Where a line contains the string "calls", copy that line.

Data records
++++++++

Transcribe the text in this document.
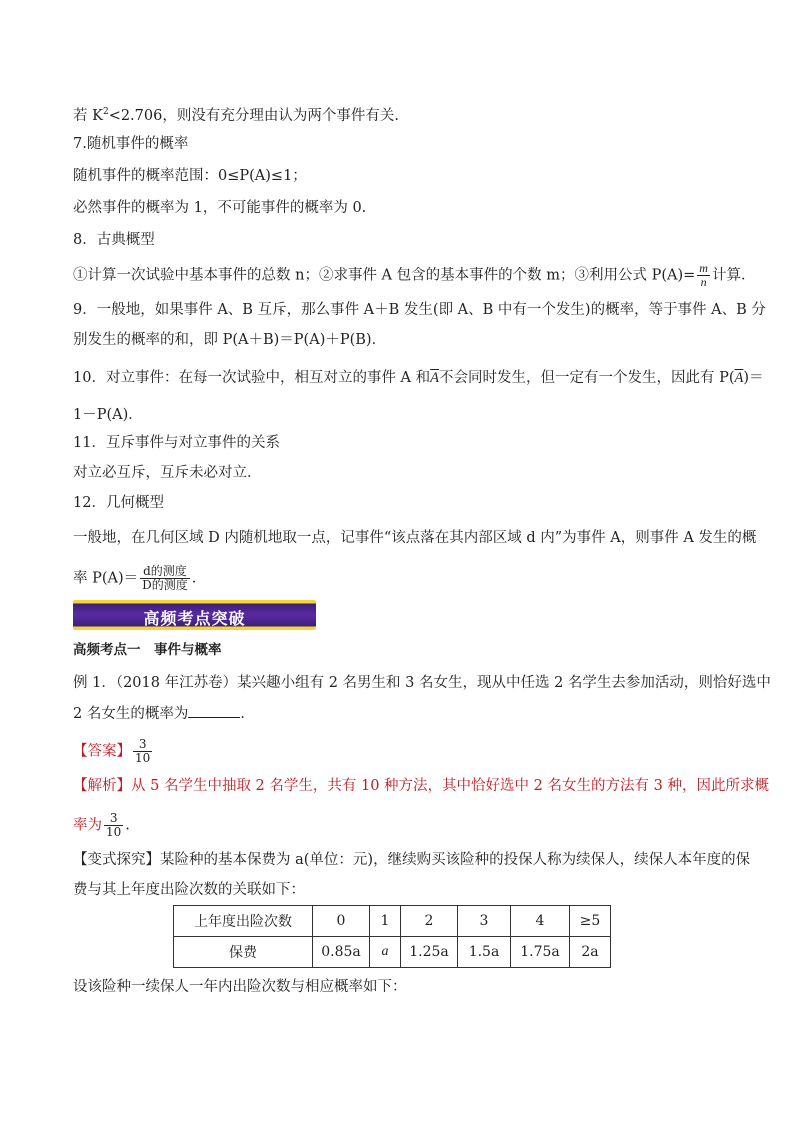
若 $K^2<2.706$，则没有充分理由认为两个事件有关.
7.随机事件的概率
随机事件的概率范围：0≤P(A)≤1；
必然事件的概率为 1，不可能事件的概率为 0.
8．古典概型
①计算一次试验中基本事件的总数 n；②求事件 A 包含的基本事件的个数 m；③利用公式 $P(A)= \frac{m}{n}$ 计算．
9．一般地，如果事件 A、B 互斥，那么事件 A＋B 发生(即 A、B 中有一个发生)的概率，等于事件 A、B 分
别发生的概率的和，即 P(A＋B)＝P(A)＋P(B)．
10．对立事件：在每一次试验中，相互对立的事件 A 和$\overline{A}$不会同时发生，但一定有一个发生，因此有 $P(\overline{A})=$
1－P(A)．
11．互斥事件与对立事件的关系
对立必互斥，互斥未必对立．
12．几何概型
一般地，在几何区域 D 内随机地取一点，记事件“该点落在其内部区域 d 内”为事件 A，则事件 A 发生的概
率 $P(A)= \frac{\text{d的测度}}{\text{D的测度}}$ .
高频考点突破
高频考点一　事件与概率
例 1．（2018 年江苏卷）某兴趣小组有 2 名男生和 3 名女生，现从中任选 2 名学生去参加活动，则恰好选中
2 名女生的概率为	．
【答案】 $\frac{3}{10}$
【解析】从 5 名学生中抽取 2 名学生，共有 10 种方法，其中恰好选中 2 名女生的方法有 3 种，因此所求概
率为 $\frac{3}{10}$ .
【变式探究】某险种的基本保费为 a(单位：元)，继续购买该险种的投保人称为续保人，续保人本年度的保
费与其上年度出险次数的关联如下：
上年度出险次数	0	1	2	3	4	≥5
保费	0.85a	a	1.25a	1.5a	1.75a	2a
设该险种一续保人一年内出险次数与相应概率如下：
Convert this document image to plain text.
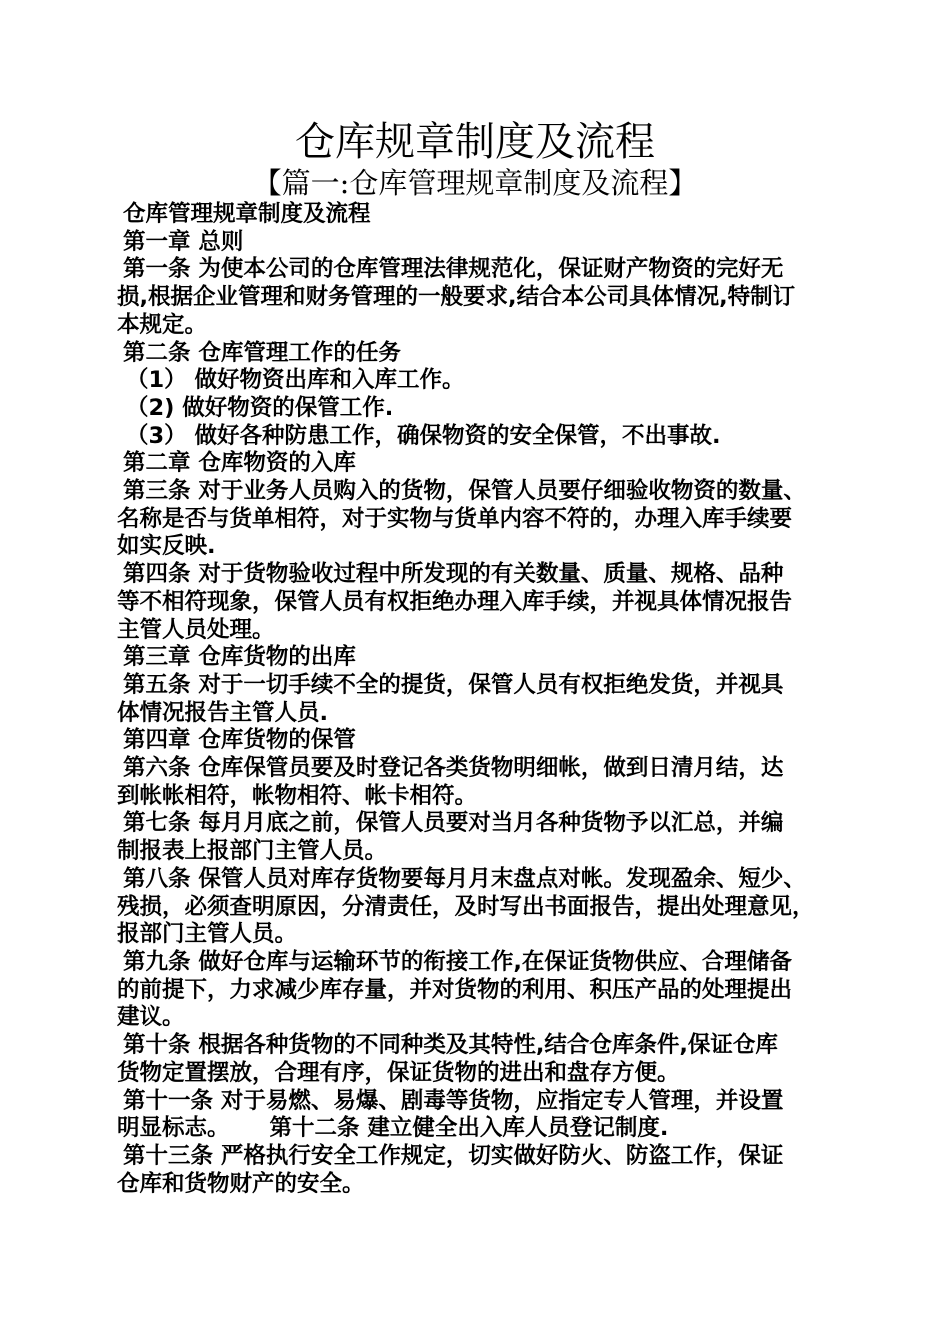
仓库规章制度及流程
【篇一:仓库管理规章制度及流程】
仓库管理规章制度及流程
第一章 总则
第一条 为使本公司的仓库管理法律规范化，保证财产物资的完好无
损,根据企业管理和财务管理的一般要求,结合本公司具体情况,特制订
本规定。
第二条 仓库管理工作的任务
（1） 做好物资出库和入库工作。
（2) 做好物资的保管工作.
（3） 做好各种防患工作，确保物资的安全保管，不出事故.
第二章 仓库物资的入库
第三条 对于业务人员购入的货物，保管人员要仔细验收物资的数量、
名称是否与货单相符，对于实物与货单内容不符的，办理入库手续要
如实反映.
第四条 对于货物验收过程中所发现的有关数量、质量、规格、品种
等不相符现象，保管人员有权拒绝办理入库手续，并视具体情况报告
主管人员处理。
第三章 仓库货物的出库
第五条 对于一切手续不全的提货，保管人员有权拒绝发货，并视具
体情况报告主管人员.
第四章 仓库货物的保管
第六条 仓库保管员要及时登记各类货物明细帐，做到日清月结，达
到帐帐相符，帐物相符、帐卡相符。
第七条 每月月底之前，保管人员要对当月各种货物予以汇总，并编
制报表上报部门主管人员。
第八条 保管人员对库存货物要每月月末盘点对帐。发现盈余、短少、
残损，必须查明原因，分清责任，及时写出书面报告，提出处理意见，
报部门主管人员。
第九条 做好仓库与运输环节的衔接工作,在保证货物供应、合理储备
的前提下，力求减少库存量，并对货物的利用、积压产品的处理提出
建议。
第十条 根据各种货物的不同种类及其特性,结合仓库条件,保证仓库
货物定置摆放，合理有序，保证货物的进出和盘存方便。
第十一条 对于易燃、易爆、剧毒等货物，应指定专人管理，并设置
明显标志。 第十二条 建立健全出入库人员登记制度.
第十三条 严格执行安全工作规定，切实做好防火、防盗工作，保证
仓库和货物财产的安全。
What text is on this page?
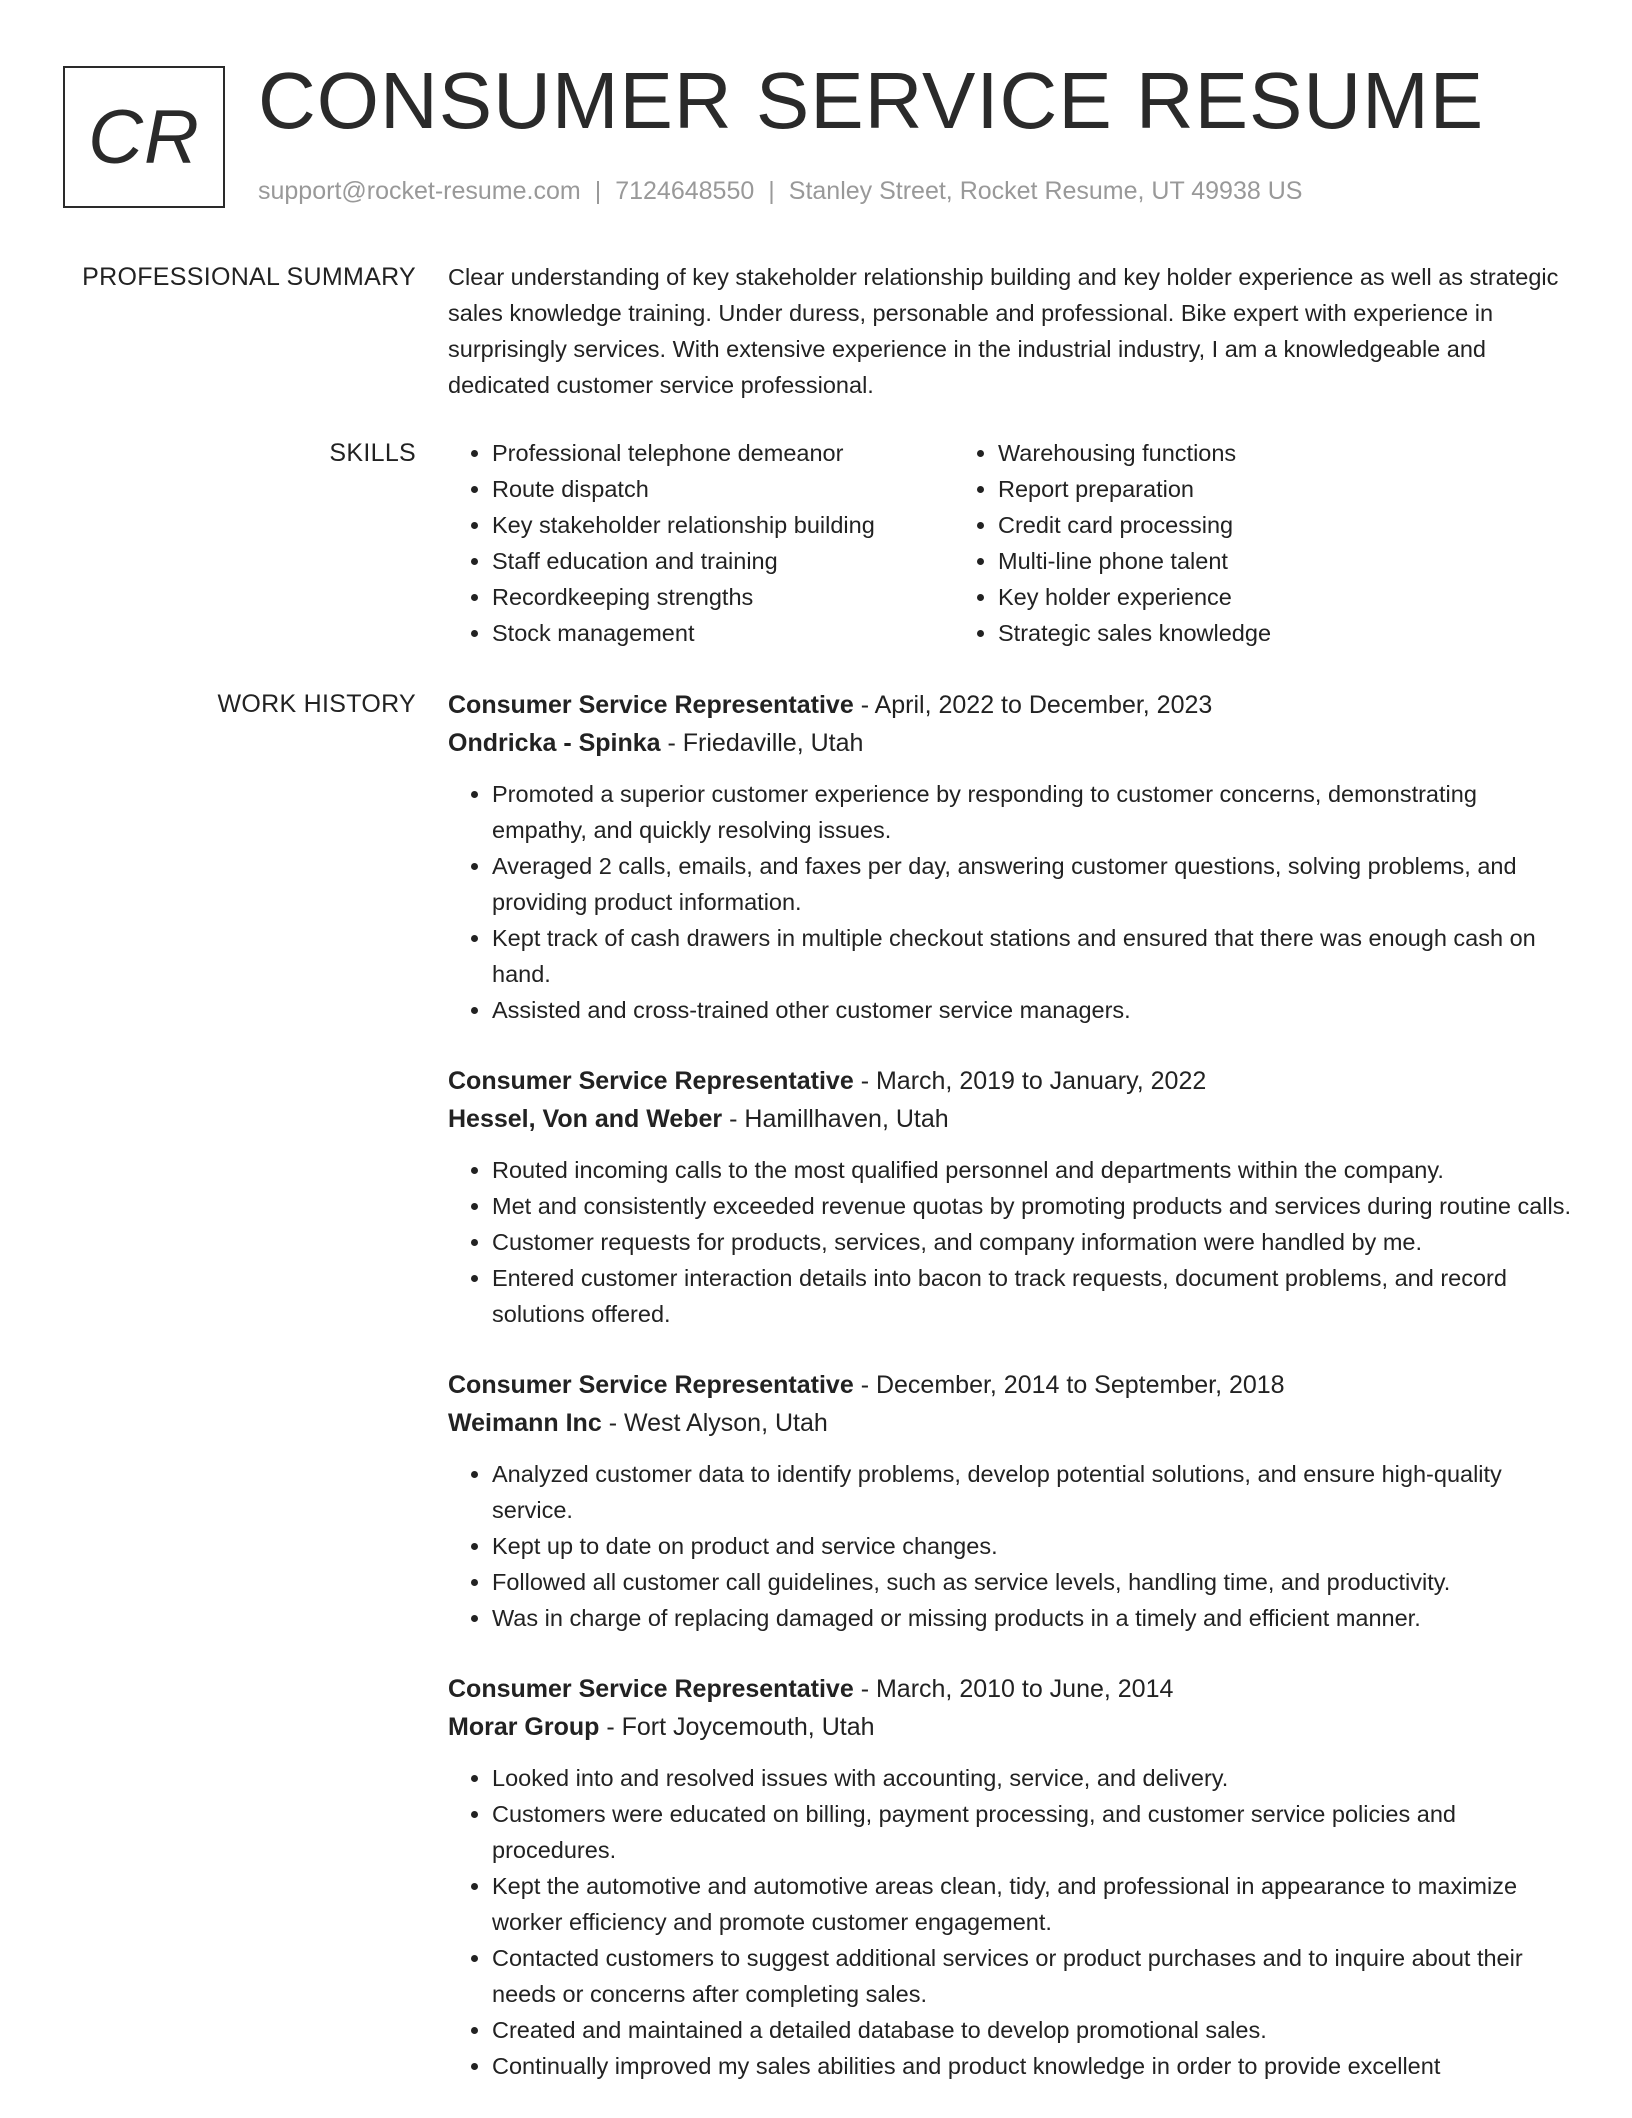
CR CONSUMER SERVICE RESUME
support@rocket-resume.com | 7124648550 | Stanley Street, Rocket Resume, UT 49938 US
PROFESSIONAL SUMMARY Clear understanding of key stakeholder relationship building and key holder experience as well as strategic sales knowledge training. Under duress, personable and professional. Bike expert with experience in surprisingly services. With extensive experience in the industrial industry, I am a knowledgeable and dedicated customer service professional.

SKILLS
•	Professional telephone demeanor
• Route dispatch
• Key stakeholder relationship building
• Staff education and training
• Recordkeeping strengths
• Stock management
• Warehousing functions
• Report preparation
• Credit card processing
• Multi-line phone talent
• Key holder experience
• Strategic sales knowledge
WORK HISTORY Consumer Service Representative - April, 2022 to December, 2023
Ondricka - Spinka - Friedaville, Utah
• Promoted a superior customer experience by responding to customer concerns, demonstrating empathy, and quickly resolving issues.
• Averaged 2 calls, emails, and faxes per day, answering customer questions, solving problems, and providing product information.
• Kept track of cash drawers in multiple checkout stations and ensured that there was enough cash on hand.
• Assisted and cross-trained other customer service managers.
Consumer Service Representative - March, 2019 to January, 2022
Hessel, Von and Weber - Hamillhaven, Utah
• Routed incoming calls to the most qualified personnel and departments within the company.
• Met and consistently exceeded revenue quotas by promoting products and services during routine calls.
• Customer requests for products, services, and company information were handled by me.
• Entered customer interaction details into bacon to track requests, document problems, and record solutions offered.
Consumer Service Representative - December, 2014 to September, 2018
Weimann Inc - West Alyson, Utah
• Analyzed customer data to identify problems, develop potential solutions, and ensure high-quality service.
• Kept up to date on product and service changes.
• Followed all customer call guidelines, such as service levels, handling time, and productivity.
• Was in charge of replacing damaged or missing products in a timely and efficient manner.
Consumer Service Representative - March, 2010 to June, 2014
Morar Group - Fort Joycemouth, Utah
• Looked into and resolved issues with accounting, service, and delivery.
• Customers were educated on billing, payment processing, and customer service policies and procedures.
• Kept the automotive and automotive areas clean, tidy, and professional in appearance to maximize worker efficiency and promote customer engagement.
• Contacted customers to suggest additional services or product purchases and to inquire about their needs or concerns after completing sales.
• Created and maintained a detailed database to develop promotional sales.
• Continually improved my sales abilities and product knowledge in order to provide excellent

++++++++

RIGHT ANSWER:
• Averaged 2 calls, emails, and faxes per day, answering customer questions, solving problems, and providing product information.
• Routed incoming calls to the most qualified personnel and departments within the company.
• Met and consistently exceeded revenue quotas by promoting products and services during routine calls.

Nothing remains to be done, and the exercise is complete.